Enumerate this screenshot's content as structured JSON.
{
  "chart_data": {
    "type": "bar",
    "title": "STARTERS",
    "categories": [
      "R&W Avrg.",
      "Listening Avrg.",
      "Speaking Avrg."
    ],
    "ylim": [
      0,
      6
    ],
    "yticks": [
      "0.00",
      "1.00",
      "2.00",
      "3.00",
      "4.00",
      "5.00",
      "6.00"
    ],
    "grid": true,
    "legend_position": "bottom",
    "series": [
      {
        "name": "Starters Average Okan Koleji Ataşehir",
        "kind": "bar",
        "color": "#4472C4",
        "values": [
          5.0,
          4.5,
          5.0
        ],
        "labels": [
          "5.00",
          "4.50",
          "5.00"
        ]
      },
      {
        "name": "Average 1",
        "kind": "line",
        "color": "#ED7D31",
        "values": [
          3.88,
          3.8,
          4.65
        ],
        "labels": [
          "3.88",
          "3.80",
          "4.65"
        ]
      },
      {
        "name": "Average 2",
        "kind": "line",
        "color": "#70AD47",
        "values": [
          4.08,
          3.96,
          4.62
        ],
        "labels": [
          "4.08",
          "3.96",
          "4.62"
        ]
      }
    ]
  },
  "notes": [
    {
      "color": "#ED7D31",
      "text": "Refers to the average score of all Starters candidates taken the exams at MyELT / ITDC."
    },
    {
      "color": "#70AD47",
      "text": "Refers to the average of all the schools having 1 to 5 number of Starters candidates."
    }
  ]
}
^^^^^^^^^^^^^^^^
_Exercise brief_: How many of the lines above include the word "Avrg"? Respond with the number alone.

_Task solution_: 3